[start Data for processing]

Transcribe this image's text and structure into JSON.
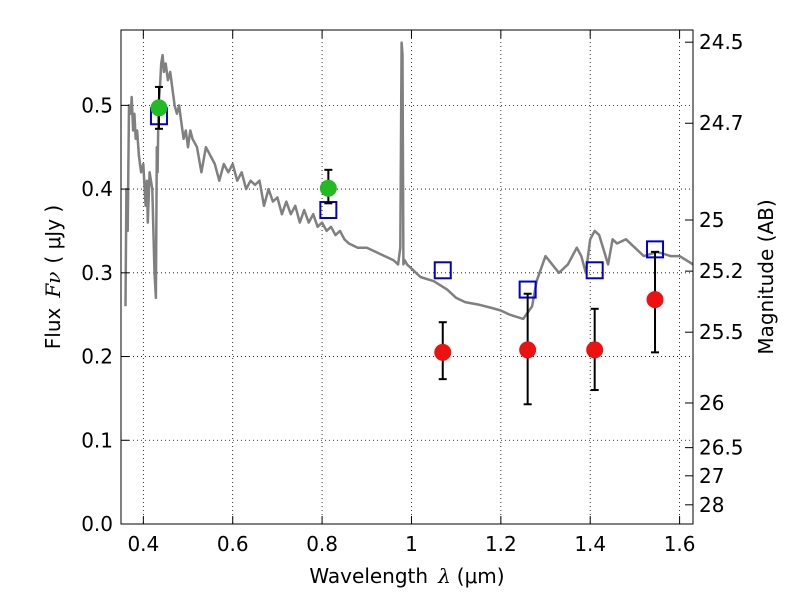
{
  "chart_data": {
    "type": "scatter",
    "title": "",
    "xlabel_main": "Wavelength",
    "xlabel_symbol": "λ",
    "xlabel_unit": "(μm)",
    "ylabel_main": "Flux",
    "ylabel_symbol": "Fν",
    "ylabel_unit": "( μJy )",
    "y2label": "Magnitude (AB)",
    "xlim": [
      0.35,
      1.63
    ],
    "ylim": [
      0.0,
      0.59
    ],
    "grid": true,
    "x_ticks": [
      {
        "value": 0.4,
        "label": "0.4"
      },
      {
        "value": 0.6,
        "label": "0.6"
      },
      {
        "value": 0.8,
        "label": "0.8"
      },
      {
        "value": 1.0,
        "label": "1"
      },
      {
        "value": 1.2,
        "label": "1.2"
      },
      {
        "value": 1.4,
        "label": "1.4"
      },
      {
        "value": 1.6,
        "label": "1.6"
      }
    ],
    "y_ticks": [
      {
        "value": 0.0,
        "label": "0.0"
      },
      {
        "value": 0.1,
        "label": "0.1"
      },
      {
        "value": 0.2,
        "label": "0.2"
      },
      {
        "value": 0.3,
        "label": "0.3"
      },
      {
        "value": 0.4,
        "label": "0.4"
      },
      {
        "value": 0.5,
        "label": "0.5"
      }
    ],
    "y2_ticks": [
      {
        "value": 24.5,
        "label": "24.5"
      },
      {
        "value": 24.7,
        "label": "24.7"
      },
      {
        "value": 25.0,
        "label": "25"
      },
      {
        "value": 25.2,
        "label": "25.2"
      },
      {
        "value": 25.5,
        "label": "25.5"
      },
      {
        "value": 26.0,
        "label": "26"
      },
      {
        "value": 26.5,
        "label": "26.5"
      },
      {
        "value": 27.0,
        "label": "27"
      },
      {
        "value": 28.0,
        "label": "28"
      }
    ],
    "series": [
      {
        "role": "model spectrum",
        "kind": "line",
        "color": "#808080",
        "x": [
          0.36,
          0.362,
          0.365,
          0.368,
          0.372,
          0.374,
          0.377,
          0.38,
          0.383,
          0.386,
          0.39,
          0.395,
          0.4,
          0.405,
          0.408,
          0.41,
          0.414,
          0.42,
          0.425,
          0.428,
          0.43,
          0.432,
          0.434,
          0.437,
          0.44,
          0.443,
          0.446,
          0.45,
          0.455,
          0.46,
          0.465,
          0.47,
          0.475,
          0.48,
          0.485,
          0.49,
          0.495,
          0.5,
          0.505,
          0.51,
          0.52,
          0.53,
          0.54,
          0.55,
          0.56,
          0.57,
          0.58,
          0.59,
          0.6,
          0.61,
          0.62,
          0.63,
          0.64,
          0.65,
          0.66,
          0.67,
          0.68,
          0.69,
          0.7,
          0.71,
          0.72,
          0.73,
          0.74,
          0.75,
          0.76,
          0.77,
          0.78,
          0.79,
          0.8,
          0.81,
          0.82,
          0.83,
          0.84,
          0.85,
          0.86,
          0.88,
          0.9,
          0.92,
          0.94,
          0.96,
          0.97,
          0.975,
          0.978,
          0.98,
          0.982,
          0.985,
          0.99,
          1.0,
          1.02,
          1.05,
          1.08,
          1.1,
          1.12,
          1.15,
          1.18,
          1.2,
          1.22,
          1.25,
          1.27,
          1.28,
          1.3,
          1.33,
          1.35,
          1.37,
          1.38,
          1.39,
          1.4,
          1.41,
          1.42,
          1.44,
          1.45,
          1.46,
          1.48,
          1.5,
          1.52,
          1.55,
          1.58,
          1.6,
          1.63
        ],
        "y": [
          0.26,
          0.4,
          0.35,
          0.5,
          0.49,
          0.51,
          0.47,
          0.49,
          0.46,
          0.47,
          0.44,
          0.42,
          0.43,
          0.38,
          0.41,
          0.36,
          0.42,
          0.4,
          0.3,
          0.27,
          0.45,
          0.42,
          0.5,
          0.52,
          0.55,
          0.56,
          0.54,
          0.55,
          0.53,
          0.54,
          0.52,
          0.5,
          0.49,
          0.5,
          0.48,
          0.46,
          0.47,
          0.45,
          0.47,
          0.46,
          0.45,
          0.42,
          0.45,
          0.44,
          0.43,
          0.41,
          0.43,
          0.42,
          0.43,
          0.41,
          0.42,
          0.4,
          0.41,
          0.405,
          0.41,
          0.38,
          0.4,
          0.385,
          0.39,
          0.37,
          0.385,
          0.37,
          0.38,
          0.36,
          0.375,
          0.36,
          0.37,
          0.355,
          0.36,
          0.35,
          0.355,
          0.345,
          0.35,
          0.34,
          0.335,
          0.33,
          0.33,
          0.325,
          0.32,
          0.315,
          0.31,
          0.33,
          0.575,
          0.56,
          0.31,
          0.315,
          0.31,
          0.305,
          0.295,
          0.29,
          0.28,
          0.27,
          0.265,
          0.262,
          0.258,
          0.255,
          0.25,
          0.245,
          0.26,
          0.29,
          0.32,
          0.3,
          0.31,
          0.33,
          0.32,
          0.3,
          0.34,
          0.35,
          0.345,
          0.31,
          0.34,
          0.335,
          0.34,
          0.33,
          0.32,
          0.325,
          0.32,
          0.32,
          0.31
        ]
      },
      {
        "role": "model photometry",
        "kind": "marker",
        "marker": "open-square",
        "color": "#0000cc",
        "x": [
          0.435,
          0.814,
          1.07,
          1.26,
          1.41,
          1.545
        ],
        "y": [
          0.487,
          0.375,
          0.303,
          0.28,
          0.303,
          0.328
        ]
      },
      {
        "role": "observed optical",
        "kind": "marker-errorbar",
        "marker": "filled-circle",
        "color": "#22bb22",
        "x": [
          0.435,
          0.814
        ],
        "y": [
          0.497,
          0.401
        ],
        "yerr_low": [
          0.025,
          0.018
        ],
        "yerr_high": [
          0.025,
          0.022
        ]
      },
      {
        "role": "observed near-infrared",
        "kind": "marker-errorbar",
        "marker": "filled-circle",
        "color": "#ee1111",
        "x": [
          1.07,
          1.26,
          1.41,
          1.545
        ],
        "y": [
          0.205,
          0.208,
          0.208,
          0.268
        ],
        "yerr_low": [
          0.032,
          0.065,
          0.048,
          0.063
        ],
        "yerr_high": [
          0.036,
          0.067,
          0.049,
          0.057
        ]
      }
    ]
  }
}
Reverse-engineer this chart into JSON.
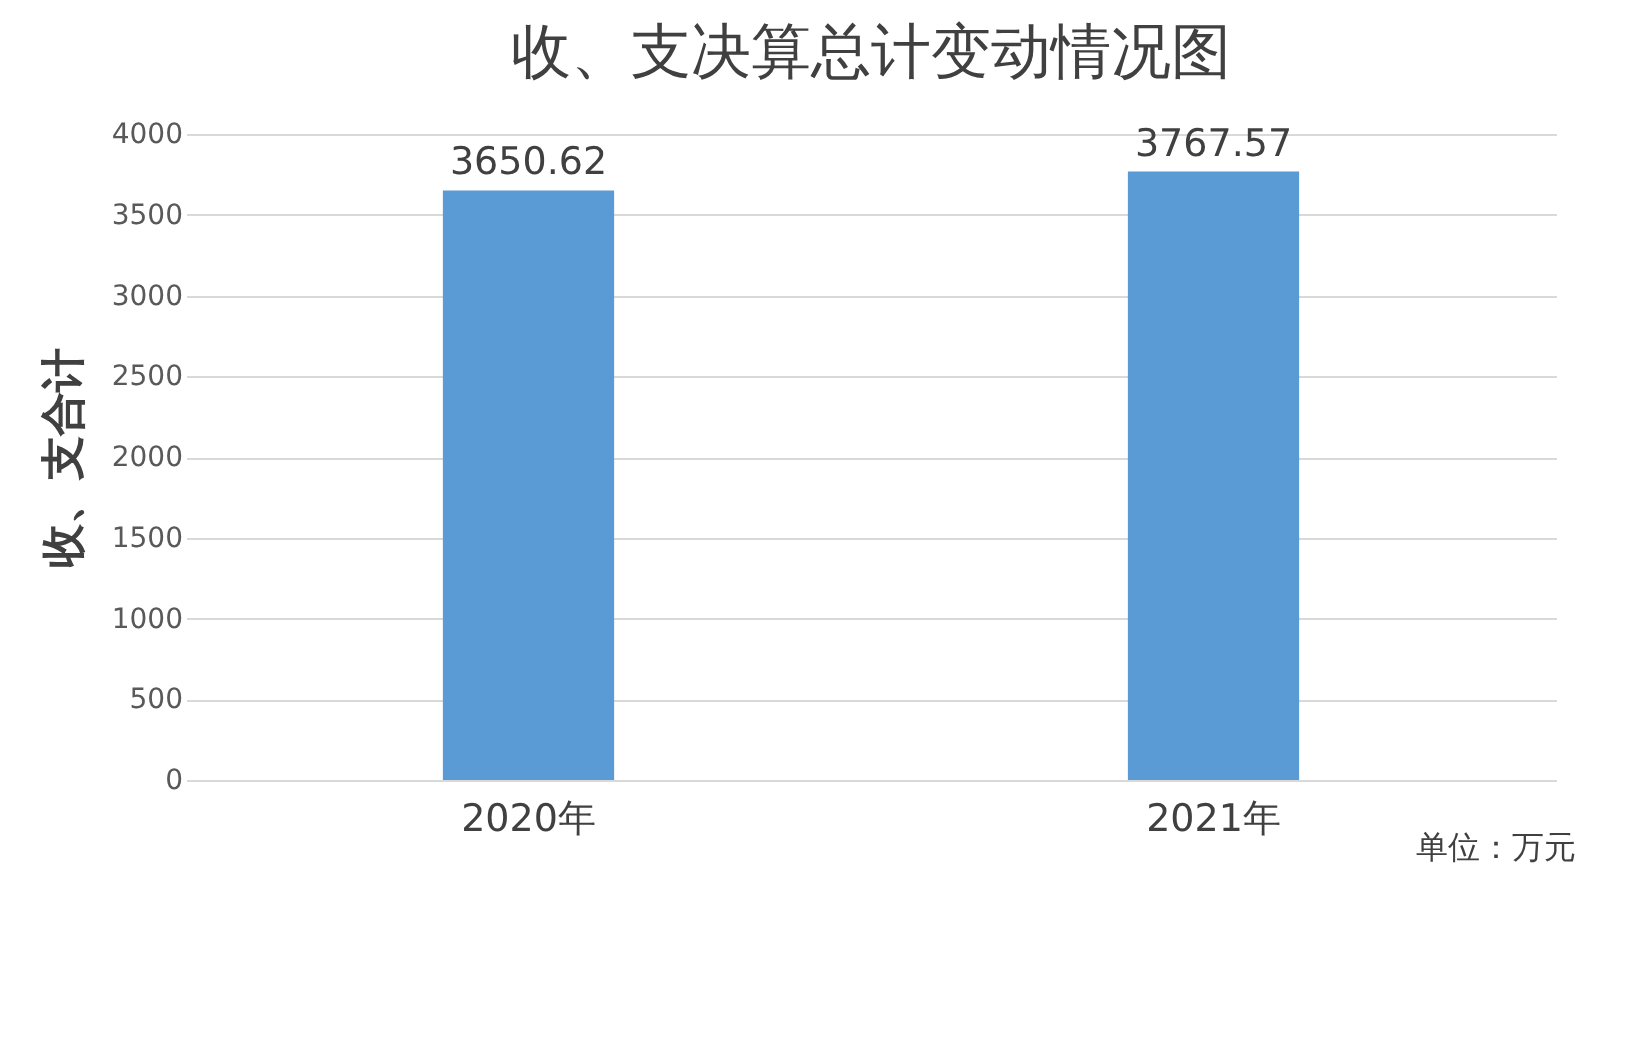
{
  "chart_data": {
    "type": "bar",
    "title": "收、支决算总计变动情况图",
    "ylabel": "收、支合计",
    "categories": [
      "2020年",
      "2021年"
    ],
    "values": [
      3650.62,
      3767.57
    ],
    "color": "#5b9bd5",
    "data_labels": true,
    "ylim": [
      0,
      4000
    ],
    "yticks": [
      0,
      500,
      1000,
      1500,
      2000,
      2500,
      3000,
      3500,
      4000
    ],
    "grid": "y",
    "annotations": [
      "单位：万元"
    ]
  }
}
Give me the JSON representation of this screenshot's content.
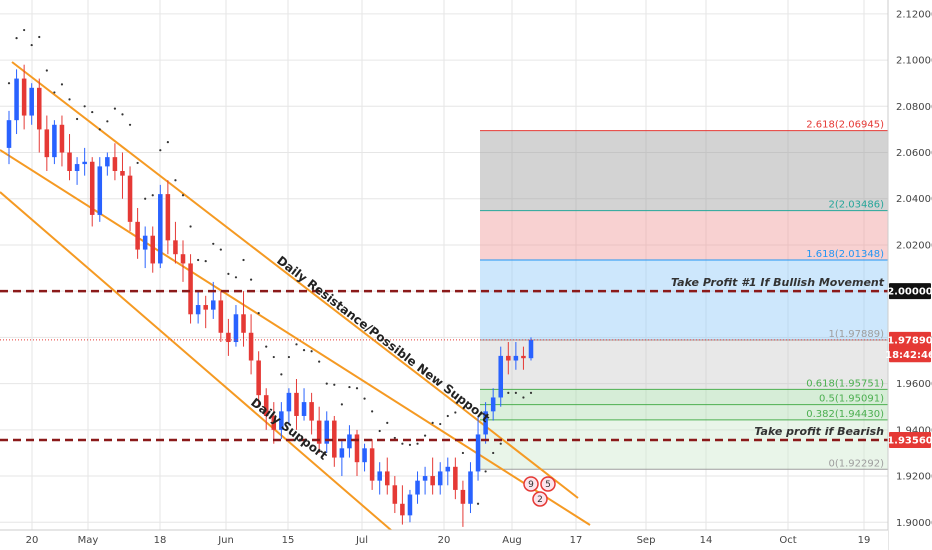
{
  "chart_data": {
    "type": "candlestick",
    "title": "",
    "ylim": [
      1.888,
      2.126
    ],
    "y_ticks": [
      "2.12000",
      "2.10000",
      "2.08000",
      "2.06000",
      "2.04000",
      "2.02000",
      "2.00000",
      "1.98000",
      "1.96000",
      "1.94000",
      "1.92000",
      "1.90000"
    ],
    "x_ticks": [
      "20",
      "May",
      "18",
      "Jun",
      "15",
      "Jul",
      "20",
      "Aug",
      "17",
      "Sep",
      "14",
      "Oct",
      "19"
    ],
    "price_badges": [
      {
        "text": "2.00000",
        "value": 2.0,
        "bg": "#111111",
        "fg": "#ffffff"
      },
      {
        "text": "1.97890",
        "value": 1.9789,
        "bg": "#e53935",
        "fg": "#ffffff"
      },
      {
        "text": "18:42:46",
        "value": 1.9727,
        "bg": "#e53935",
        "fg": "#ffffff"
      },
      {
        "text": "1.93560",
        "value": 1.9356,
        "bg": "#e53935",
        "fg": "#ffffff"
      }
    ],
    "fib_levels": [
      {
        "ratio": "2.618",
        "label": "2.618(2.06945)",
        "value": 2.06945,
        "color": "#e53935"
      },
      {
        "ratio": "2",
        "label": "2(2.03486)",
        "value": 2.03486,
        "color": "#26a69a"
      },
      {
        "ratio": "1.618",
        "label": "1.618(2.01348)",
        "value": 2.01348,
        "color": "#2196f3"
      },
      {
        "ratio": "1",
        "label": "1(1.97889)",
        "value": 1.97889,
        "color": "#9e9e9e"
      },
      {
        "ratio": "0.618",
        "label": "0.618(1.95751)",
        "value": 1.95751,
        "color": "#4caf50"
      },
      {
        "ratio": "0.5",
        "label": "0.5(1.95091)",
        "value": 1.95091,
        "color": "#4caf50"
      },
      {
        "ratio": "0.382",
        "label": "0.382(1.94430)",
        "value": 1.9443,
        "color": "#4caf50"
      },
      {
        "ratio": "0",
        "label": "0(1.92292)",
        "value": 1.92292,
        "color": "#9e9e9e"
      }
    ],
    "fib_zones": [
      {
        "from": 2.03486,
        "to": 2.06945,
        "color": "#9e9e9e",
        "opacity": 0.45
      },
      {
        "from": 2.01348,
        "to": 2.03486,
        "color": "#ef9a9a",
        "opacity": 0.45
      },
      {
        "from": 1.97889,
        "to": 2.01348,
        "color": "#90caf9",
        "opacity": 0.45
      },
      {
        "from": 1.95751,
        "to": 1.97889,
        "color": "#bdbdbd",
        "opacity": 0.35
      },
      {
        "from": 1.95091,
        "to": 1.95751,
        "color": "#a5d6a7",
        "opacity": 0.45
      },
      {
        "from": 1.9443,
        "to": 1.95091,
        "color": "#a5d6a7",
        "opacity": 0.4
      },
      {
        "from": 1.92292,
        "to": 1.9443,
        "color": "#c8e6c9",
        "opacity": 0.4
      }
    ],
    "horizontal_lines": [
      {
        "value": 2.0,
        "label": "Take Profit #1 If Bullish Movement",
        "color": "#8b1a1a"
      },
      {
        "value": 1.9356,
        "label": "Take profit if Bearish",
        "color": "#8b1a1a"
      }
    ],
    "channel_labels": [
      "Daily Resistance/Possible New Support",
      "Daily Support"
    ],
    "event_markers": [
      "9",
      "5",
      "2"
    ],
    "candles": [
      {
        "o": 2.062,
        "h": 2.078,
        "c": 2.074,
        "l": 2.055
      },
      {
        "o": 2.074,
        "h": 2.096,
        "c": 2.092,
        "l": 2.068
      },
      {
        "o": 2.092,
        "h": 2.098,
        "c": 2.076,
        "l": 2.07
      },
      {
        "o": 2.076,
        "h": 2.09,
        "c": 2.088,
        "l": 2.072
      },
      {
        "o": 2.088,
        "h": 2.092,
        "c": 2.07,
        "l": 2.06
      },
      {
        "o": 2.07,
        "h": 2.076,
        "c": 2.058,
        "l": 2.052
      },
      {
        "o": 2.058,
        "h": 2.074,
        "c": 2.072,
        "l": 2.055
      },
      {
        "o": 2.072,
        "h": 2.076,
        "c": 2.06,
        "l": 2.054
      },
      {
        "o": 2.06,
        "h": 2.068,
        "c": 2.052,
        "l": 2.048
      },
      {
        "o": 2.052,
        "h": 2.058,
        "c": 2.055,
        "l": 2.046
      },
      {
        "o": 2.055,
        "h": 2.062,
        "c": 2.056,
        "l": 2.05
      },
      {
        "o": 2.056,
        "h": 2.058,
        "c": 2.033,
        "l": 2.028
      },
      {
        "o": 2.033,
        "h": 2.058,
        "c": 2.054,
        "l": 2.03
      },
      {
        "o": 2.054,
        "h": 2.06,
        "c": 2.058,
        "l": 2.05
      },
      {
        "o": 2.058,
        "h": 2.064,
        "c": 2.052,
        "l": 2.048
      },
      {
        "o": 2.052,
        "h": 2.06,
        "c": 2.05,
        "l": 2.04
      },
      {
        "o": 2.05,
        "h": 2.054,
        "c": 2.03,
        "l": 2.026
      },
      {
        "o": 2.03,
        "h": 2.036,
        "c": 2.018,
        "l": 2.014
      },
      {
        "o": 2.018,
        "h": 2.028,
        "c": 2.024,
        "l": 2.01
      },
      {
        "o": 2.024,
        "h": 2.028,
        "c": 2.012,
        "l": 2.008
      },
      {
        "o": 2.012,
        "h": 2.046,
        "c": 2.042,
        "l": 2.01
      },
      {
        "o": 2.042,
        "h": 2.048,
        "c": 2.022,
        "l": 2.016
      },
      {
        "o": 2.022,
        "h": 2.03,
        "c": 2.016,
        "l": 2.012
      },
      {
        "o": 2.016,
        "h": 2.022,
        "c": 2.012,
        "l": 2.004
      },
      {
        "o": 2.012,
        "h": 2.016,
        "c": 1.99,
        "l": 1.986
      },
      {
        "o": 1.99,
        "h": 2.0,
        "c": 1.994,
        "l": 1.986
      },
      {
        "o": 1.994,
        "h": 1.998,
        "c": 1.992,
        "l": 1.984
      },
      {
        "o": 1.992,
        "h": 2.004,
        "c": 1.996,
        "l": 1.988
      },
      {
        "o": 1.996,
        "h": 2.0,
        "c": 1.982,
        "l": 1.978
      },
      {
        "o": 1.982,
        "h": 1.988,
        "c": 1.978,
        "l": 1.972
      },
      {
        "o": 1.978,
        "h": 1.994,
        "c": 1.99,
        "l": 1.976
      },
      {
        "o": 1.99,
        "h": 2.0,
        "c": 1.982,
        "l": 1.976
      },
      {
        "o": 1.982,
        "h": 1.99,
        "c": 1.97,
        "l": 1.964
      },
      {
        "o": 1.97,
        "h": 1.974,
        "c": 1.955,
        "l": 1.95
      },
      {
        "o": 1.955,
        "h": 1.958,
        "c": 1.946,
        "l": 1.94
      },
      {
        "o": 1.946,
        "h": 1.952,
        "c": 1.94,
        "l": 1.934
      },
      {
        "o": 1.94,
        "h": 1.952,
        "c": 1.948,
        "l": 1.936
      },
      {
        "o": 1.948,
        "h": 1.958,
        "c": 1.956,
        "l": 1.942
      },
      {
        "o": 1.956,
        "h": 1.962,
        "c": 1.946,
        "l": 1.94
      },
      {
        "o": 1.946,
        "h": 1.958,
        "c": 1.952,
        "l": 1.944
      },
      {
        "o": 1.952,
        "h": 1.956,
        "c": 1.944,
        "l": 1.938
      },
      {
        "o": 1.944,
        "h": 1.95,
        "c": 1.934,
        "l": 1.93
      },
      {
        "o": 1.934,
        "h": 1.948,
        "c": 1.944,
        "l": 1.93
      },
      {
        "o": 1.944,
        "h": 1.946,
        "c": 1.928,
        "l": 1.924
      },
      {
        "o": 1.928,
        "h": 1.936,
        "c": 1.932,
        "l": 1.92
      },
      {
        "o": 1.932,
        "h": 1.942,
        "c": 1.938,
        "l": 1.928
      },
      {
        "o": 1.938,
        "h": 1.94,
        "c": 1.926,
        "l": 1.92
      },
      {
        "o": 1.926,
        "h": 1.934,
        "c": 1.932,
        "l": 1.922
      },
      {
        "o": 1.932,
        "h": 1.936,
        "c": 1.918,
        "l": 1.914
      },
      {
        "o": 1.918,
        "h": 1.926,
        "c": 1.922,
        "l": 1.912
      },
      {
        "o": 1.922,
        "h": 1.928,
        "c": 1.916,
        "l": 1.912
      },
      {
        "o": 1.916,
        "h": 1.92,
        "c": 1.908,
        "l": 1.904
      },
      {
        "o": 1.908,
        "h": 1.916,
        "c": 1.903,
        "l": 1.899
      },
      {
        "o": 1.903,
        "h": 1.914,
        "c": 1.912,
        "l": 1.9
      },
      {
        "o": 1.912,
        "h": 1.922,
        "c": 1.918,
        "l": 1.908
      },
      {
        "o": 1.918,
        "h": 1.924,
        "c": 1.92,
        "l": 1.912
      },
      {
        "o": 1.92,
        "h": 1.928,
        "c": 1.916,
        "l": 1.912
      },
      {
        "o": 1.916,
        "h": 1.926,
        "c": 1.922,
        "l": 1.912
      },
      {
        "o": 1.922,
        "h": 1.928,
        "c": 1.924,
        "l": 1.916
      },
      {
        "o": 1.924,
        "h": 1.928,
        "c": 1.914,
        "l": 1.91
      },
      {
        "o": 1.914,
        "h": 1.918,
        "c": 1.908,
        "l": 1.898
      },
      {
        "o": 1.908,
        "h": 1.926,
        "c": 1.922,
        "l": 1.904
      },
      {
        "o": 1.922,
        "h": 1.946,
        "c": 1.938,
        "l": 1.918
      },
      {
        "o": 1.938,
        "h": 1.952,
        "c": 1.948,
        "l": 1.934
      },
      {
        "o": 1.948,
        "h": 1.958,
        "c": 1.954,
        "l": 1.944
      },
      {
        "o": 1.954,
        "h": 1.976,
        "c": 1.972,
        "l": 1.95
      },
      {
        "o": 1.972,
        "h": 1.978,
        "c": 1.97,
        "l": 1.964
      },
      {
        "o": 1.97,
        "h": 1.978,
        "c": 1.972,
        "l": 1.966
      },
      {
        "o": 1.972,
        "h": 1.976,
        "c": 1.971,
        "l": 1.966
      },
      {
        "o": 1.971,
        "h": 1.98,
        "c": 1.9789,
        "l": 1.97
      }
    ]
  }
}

[end Data for processing]

Stated exercise: Find each line holding the string "text" and copy it out.

Task solution:
Transcribe this image's text and structure into JSON.
        "text": "2.00000",
        "text": "1.97890",
        "text": "18:42:46",
        "text": "1.93560",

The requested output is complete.